**Exercise**
Output the entries verbatim, including every line.

Figure data in JSON
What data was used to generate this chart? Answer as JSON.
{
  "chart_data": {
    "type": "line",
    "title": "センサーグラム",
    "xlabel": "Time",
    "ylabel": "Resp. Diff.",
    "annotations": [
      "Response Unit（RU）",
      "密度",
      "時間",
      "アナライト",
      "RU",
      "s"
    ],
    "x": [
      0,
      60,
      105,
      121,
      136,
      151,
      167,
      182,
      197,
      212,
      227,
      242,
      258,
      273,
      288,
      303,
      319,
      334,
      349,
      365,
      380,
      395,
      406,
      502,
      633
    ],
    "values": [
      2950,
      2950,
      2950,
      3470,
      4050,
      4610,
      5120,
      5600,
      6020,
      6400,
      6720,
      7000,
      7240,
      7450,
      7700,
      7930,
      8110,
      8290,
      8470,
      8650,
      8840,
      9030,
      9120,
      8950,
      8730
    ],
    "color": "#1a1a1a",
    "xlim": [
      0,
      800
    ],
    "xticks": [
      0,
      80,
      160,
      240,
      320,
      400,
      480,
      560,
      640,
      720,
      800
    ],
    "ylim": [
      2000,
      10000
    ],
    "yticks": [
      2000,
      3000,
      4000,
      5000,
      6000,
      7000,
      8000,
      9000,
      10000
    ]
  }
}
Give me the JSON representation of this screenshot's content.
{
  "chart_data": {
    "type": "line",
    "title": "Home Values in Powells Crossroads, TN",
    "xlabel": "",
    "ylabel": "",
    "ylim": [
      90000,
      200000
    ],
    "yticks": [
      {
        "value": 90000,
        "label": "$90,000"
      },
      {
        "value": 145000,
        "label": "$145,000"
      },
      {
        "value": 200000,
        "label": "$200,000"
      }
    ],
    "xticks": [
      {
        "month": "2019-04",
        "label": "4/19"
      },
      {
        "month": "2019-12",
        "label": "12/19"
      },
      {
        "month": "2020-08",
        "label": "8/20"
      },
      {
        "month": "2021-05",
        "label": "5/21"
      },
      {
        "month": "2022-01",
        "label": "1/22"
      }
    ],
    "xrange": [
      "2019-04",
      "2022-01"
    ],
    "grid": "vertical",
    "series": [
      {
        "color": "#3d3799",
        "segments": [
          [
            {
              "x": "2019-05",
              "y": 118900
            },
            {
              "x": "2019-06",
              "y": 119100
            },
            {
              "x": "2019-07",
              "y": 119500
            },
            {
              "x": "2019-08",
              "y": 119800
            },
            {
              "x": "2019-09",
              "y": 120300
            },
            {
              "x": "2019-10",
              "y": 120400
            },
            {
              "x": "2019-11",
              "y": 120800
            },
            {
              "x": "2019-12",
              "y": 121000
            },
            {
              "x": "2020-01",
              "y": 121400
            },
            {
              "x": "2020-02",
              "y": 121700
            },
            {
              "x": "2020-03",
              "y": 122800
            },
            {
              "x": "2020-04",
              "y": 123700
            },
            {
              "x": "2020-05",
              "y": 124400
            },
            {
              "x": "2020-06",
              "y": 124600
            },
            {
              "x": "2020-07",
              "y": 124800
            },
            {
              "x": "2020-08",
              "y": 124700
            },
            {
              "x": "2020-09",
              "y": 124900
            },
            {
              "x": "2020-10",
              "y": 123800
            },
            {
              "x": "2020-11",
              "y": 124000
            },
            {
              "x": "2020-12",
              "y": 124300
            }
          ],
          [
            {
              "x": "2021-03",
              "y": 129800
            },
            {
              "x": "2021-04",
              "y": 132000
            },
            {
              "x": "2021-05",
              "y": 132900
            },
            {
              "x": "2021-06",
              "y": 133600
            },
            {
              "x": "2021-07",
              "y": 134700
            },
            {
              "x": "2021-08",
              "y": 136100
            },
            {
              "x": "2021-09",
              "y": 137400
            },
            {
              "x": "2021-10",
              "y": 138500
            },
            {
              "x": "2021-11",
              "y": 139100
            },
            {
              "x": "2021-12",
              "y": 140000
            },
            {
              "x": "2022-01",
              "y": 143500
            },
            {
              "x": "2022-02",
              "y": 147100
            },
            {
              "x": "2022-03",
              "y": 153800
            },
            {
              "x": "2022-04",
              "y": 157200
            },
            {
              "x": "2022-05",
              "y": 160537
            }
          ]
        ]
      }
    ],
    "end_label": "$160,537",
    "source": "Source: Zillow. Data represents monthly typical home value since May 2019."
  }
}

**Answer**
What data was used to generate this chart? Answer as JSON.
{
  "chart_data": {
    "type": "line",
    "title": "センサーグラム",
    "xlabel": "Time",
    "ylabel": "Resp. Diff.",
    "annotations": [
      "Response Unit（RU）",
      "密度",
      "時間",
      "アナライト",
      "RU",
      "s"
    ],
    "x": [
      0,
      60,
      105,
      121,
      136,
      151,
      167,
      182,
      197,
      212,
      227,
      242,
      258,
      273,
      288,
      303,
      319,
      334,
      349,
      365,
      380,
      395,
      406,
      502,
      633
    ],
    "values": [
      2950,
      2950,
      2950,
      3470,
      4050,
      4610,
      5120,
      5600,
      6020,
      6400,
      6720,
      7000,
      7240,
      7450,
      7700,
      7930,
      8110,
      8290,
      8470,
      8650,
      8840,
      9030,
      9120,
      8950,
      8730
    ],
    "color": "#1a1a1a",
    "xlim": [
      0,
      800
    ],
    "xticks": [
      0,
      80,
      160,
      240,
      320,
      400,
      480,
      560,
      640,
      720,
      800
    ],
    "ylim": [
      2000,
      10000
    ],
    "yticks": [
      2000,
      3000,
      4000,
      5000,
      6000,
      7000,
      8000,
      9000,
      10000
    ]
  }
}
Give me the JSON representation of this screenshot's content.
{
  "chart_data": {
    "type": "line",
    "title": "Home Values in Powells Crossroads, TN",
    "xlabel": "",
    "ylabel": "",
    "ylim": [
      90000,
      200000
    ],
    "yticks": [
      {
        "value": 90000,
        "label": "$90,000"
      },
      {
        "value": 145000,
        "label": "$145,000"
      },
      {
        "value": 200000,
        "label": "$200,000"
      }
    ],
    "xticks": [
      {
        "month": "2019-04",
        "label": "4/19"
      },
      {
        "month": "2019-12",
        "label": "12/19"
      },
      {
        "month": "2020-08",
        "label": "8/20"
      },
      {
        "month": "2021-05",
        "label": "5/21"
      },
      {
        "month": "2022-01",
        "label": "1/22"
      }
    ],
    "xrange": [
      "2019-04",
      "2022-01"
    ],
    "grid": "vertical",
    "series": [
      {
        "color": "#3d3799",
        "segments": [
          [
            {
              "x": "2019-05",
              "y": 118900
            },
            {
              "x": "2019-06",
              "y": 119100
            },
            {
              "x": "2019-07",
              "y": 119500
            },
            {
              "x": "2019-08",
              "y": 119800
            },
            {
              "x": "2019-09",
              "y": 120300
            },
            {
              "x": "2019-10",
              "y": 120400
            },
            {
              "x": "2019-11",
              "y": 120800
            },
            {
              "x": "2019-12",
              "y": 121000
            },
            {
              "x": "2020-01",
              "y": 121400
            },
            {
              "x": "2020-02",
              "y": 121700
            },
            {
              "x": "2020-03",
              "y": 122800
            },
            {
              "x": "2020-04",
              "y": 123700
            },
            {
              "x": "2020-05",
              "y": 124400
            },
            {
              "x": "2020-06",
              "y": 124600
            },
            {
              "x": "2020-07",
              "y": 124800
            },
            {
              "x": "2020-08",
              "y": 124700
            },
            {
              "x": "2020-09",
              "y": 124900
            },
            {
              "x": "2020-10",
              "y": 123800
            },
            {
              "x": "2020-11",
              "y": 124000
            },
            {
              "x": "2020-12",
              "y": 124300
            }
          ],
          [
            {
              "x": "2021-03",
              "y": 129800
            },
            {
              "x": "2021-04",
              "y": 132000
            },
            {
              "x": "2021-05",
              "y": 132900
            },
            {
              "x": "2021-06",
              "y": 133600
            },
            {
              "x": "2021-07",
              "y": 134700
            },
            {
              "x": "2021-08",
              "y": 136100
            },
            {
              "x": "2021-09",
              "y": 137400
            },
            {
              "x": "2021-10",
              "y": 138500
            },
            {
              "x": "2021-11",
              "y": 139100
            },
            {
              "x": "2021-12",
              "y": 140000
            },
            {
              "x": "2022-01",
              "y": 143500
            },
            {
              "x": "2022-02",
              "y": 147100
            },
            {
              "x": "2022-03",
              "y": 153800
            },
            {
              "x": "2022-04",
              "y": 157200
            },
            {
              "x": "2022-05",
              "y": 160537
            }
          ]
        ]
      }
    ],
    "end_label": "$160,537",
    "source": "Source: Zillow. Data represents monthly typical home value since May 2019."
  }
}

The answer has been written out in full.